**RECORDS SHOWN**.
———

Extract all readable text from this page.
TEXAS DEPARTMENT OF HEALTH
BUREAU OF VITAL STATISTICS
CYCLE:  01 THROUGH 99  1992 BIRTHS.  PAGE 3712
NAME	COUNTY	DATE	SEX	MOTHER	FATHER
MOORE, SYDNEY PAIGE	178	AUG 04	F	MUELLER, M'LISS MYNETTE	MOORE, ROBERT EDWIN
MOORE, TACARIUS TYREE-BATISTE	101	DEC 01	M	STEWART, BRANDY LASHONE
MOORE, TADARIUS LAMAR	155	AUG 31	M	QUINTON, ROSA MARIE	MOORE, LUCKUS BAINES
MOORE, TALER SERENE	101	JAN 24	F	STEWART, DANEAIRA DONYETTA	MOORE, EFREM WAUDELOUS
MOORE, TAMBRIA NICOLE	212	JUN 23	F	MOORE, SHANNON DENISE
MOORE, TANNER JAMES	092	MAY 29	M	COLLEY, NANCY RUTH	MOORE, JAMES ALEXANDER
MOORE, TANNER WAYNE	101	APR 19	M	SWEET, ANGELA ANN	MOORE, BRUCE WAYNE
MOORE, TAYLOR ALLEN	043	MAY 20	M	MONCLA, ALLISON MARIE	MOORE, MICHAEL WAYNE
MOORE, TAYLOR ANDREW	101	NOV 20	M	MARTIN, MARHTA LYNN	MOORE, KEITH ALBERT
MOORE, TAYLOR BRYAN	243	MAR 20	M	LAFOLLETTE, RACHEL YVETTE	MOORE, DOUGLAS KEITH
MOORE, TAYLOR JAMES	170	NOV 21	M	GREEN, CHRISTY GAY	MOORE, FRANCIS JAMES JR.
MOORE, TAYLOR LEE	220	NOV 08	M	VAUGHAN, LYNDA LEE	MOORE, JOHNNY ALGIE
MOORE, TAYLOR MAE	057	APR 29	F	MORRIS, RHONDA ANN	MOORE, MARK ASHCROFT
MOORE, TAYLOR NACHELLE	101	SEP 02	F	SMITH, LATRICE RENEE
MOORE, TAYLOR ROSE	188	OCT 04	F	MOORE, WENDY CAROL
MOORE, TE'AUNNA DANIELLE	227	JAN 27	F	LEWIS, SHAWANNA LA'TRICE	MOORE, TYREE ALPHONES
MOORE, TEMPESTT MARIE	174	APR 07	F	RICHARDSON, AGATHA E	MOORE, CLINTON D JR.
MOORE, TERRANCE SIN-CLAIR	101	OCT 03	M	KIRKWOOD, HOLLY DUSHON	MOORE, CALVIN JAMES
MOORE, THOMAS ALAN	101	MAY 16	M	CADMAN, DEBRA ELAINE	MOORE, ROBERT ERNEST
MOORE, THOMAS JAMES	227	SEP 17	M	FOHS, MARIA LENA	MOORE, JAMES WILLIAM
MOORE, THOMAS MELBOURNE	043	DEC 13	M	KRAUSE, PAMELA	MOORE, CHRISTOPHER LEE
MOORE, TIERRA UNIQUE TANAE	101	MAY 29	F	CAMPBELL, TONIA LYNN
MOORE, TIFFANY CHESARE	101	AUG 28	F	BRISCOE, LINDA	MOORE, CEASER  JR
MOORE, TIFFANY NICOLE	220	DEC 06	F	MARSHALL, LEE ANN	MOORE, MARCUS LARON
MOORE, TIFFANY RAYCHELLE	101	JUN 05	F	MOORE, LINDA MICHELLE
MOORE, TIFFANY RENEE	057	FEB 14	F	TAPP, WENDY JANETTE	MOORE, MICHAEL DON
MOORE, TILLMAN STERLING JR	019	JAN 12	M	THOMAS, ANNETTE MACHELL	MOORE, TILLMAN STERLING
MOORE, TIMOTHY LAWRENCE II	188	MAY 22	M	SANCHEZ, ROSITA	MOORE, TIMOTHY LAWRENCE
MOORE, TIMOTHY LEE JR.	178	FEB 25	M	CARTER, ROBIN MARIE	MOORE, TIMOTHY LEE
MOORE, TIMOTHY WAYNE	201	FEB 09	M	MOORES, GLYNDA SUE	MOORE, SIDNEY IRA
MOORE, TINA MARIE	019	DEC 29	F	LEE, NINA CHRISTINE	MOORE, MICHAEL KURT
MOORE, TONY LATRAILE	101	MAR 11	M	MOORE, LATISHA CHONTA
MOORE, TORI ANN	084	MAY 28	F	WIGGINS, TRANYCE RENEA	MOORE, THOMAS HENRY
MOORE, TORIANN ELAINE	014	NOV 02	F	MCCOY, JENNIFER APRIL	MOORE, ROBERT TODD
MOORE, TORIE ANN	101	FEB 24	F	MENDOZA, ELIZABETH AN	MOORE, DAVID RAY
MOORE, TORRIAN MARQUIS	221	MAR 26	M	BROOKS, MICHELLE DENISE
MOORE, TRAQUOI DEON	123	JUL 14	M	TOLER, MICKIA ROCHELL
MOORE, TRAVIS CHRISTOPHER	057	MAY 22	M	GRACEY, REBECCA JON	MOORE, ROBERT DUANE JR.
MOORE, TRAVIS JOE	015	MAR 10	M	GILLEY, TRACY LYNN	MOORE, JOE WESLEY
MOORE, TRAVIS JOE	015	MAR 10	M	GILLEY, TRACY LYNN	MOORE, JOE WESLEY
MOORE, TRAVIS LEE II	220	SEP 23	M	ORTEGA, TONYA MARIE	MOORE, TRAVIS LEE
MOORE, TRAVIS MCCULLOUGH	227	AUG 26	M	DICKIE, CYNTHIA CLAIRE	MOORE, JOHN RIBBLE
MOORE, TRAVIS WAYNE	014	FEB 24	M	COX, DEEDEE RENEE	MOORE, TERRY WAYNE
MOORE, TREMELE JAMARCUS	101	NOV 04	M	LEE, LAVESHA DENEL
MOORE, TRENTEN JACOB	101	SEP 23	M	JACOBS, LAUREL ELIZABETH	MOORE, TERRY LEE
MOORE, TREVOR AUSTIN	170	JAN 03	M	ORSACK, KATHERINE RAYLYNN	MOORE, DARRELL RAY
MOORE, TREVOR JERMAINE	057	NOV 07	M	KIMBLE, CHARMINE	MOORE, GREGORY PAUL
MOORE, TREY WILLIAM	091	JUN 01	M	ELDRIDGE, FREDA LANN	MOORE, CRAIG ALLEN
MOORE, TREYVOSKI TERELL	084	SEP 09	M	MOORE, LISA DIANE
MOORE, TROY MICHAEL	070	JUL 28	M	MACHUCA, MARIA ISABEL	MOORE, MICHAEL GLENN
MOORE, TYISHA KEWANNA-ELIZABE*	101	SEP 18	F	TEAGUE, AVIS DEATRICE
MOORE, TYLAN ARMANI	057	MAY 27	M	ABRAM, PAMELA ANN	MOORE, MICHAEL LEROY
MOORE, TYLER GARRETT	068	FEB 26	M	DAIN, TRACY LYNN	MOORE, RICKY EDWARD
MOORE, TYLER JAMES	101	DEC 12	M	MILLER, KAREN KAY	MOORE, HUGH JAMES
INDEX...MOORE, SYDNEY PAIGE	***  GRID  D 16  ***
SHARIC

———

**OBJECTIVE**.
Reproduce all of the records exactly.

**ANSWER TO THE EXERCISE**.
Extract all readable text from this page.
TEXAS DEPARTMENT OF HEALTH
BUREAU OF VITAL STATISTICS
CYCLE:  01 THROUGH 99  1992 BIRTHS.  PAGE 3712
NAME	COUNTY	DATE	SEX	MOTHER	FATHER
MOORE, SYDNEY PAIGE	178	AUG 04	F	MUELLER, M'LISS MYNETTE	MOORE, ROBERT EDWIN
MOORE, TACARIUS TYREE-BATISTE	101	DEC 01	M	STEWART, BRANDY LASHONE
MOORE, TADARIUS LAMAR	155	AUG 31	M	QUINTON, ROSA MARIE	MOORE, LUCKUS BAINES
MOORE, TALER SERENE	101	JAN 24	F	STEWART, DANEAIRA DONYETTA	MOORE, EFREM WAUDELOUS
MOORE, TAMBRIA NICOLE	212	JUN 23	F	MOORE, SHANNON DENISE
MOORE, TANNER JAMES	092	MAY 29	M	COLLEY, NANCY RUTH	MOORE, JAMES ALEXANDER
MOORE, TANNER WAYNE	101	APR 19	M	SWEET, ANGELA ANN	MOORE, BRUCE WAYNE
MOORE, TAYLOR ALLEN	043	MAY 20	M	MONCLA, ALLISON MARIE	MOORE, MICHAEL WAYNE
MOORE, TAYLOR ANDREW	101	NOV 20	M	MARTIN, MARHTA LYNN	MOORE, KEITH ALBERT
MOORE, TAYLOR BRYAN	243	MAR 20	M	LAFOLLETTE, RACHEL YVETTE	MOORE, DOUGLAS KEITH
MOORE, TAYLOR JAMES	170	NOV 21	M	GREEN, CHRISTY GAY	MOORE, FRANCIS JAMES JR.
MOORE, TAYLOR LEE	220	NOV 08	M	VAUGHAN, LYNDA LEE	MOORE, JOHNNY ALGIE
MOORE, TAYLOR MAE	057	APR 29	F	MORRIS, RHONDA ANN	MOORE, MARK ASHCROFT
MOORE, TAYLOR NACHELLE	101	SEP 02	F	SMITH, LATRICE RENEE
MOORE, TAYLOR ROSE	188	OCT 04	F	MOORE, WENDY CAROL
MOORE, TE'AUNNA DANIELLE	227	JAN 27	F	LEWIS, SHAWANNA LA'TRICE	MOORE, TYREE ALPHONES
MOORE, TEMPESTT MARIE	174	APR 07	F	RICHARDSON, AGATHA E	MOORE, CLINTON D JR.
MOORE, TERRANCE SIN-CLAIR	101	OCT 03	M	KIRKWOOD, HOLLY DUSHON	MOORE, CALVIN JAMES
MOORE, THOMAS ALAN	101	MAY 16	M	CADMAN, DEBRA ELAINE	MOORE, ROBERT ERNEST
MOORE, THOMAS JAMES	227	SEP 17	M	FOHS, MARIA LENA	MOORE, JAMES WILLIAM
MOORE, THOMAS MELBOURNE	043	DEC 13	M	KRAUSE, PAMELA	MOORE, CHRISTOPHER LEE
MOORE, TIERRA UNIQUE TANAE	101	MAY 29	F	CAMPBELL, TONIA LYNN
MOORE, TIFFANY CHESARE	101	AUG 28	F	BRISCOE, LINDA	MOORE, CEASER  JR
MOORE, TIFFANY NICOLE	220	DEC 06	F	MARSHALL, LEE ANN	MOORE, MARCUS LARON
MOORE, TIFFANY RAYCHELLE	101	JUN 05	F	MOORE, LINDA MICHELLE
MOORE, TIFFANY RENEE	057	FEB 14	F	TAPP, WENDY JANETTE	MOORE, MICHAEL DON
MOORE, TILLMAN STERLING JR	019	JAN 12	M	THOMAS, ANNETTE MACHELL	MOORE, TILLMAN STERLING
MOORE, TIMOTHY LAWRENCE II	188	MAY 22	M	SANCHEZ, ROSITA	MOORE, TIMOTHY LAWRENCE
MOORE, TIMOTHY LEE JR.	178	FEB 25	M	CARTER, ROBIN MARIE	MOORE, TIMOTHY LEE
MOORE, TIMOTHY WAYNE	201	FEB 09	M	MOORES, GLYNDA SUE	MOORE, SIDNEY IRA
MOORE, TINA MARIE	019	DEC 29	F	LEE, NINA CHRISTINE	MOORE, MICHAEL KURT
MOORE, TONY LATRAILE	101	MAR 11	M	MOORE, LATISHA CHONTA
MOORE, TORI ANN	084	MAY 28	F	WIGGINS, TRANYCE RENEA	MOORE, THOMAS HENRY
MOORE, TORIANN ELAINE	014	NOV 02	F	MCCOY, JENNIFER APRIL	MOORE, ROBERT TODD
MOORE, TORIE ANN	101	FEB 24	F	MENDOZA, ELIZABETH AN	MOORE, DAVID RAY
MOORE, TORRIAN MARQUIS	221	MAR 26	M	BROOKS, MICHELLE DENISE
MOORE, TRAQUOI DEON	123	JUL 14	M	TOLER, MICKIA ROCHELL
MOORE, TRAVIS CHRISTOPHER	057	MAY 22	M	GRACEY, REBECCA JON	MOORE, ROBERT DUANE JR.
MOORE, TRAVIS JOE	015	MAR 10	M	GILLEY, TRACY LYNN	MOORE, JOE WESLEY
MOORE, TRAVIS JOE	015	MAR 10	M	GILLEY, TRACY LYNN	MOORE, JOE WESLEY
MOORE, TRAVIS LEE II	220	SEP 23	M	ORTEGA, TONYA MARIE	MOORE, TRAVIS LEE
MOORE, TRAVIS MCCULLOUGH	227	AUG 26	M	DICKIE, CYNTHIA CLAIRE	MOORE, JOHN RIBBLE
MOORE, TRAVIS WAYNE	014	FEB 24	M	COX, DEEDEE RENEE	MOORE, TERRY WAYNE
MOORE, TREMELE JAMARCUS	101	NOV 04	M	LEE, LAVESHA DENEL
MOORE, TRENTEN JACOB	101	SEP 23	M	JACOBS, LAUREL ELIZABETH	MOORE, TERRY LEE
MOORE, TREVOR AUSTIN	170	JAN 03	M	ORSACK, KATHERINE RAYLYNN	MOORE, DARRELL RAY
MOORE, TREVOR JERMAINE	057	NOV 07	M	KIMBLE, CHARMINE	MOORE, GREGORY PAUL
MOORE, TREY WILLIAM	091	JUN 01	M	ELDRIDGE, FREDA LANN	MOORE, CRAIG ALLEN
MOORE, TREYVOSKI TERELL	084	SEP 09	M	MOORE, LISA DIANE
MOORE, TROY MICHAEL	070	JUL 28	M	MACHUCA, MARIA ISABEL	MOORE, MICHAEL GLENN
MOORE, TYISHA KEWANNA-ELIZABE*	101	SEP 18	F	TEAGUE, AVIS DEATRICE
MOORE, TYLAN ARMANI	057	MAY 27	M	ABRAM, PAMELA ANN	MOORE, MICHAEL LEROY
MOORE, TYLER GARRETT	068	FEB 26	M	DAIN, TRACY LYNN	MOORE, RICKY EDWARD
MOORE, TYLER JAMES	101	DEC 12	M	MILLER, KAREN KAY	MOORE, HUGH JAMES
INDEX...MOORE, SYDNEY PAIGE	***  GRID  D 16  ***
SHARIC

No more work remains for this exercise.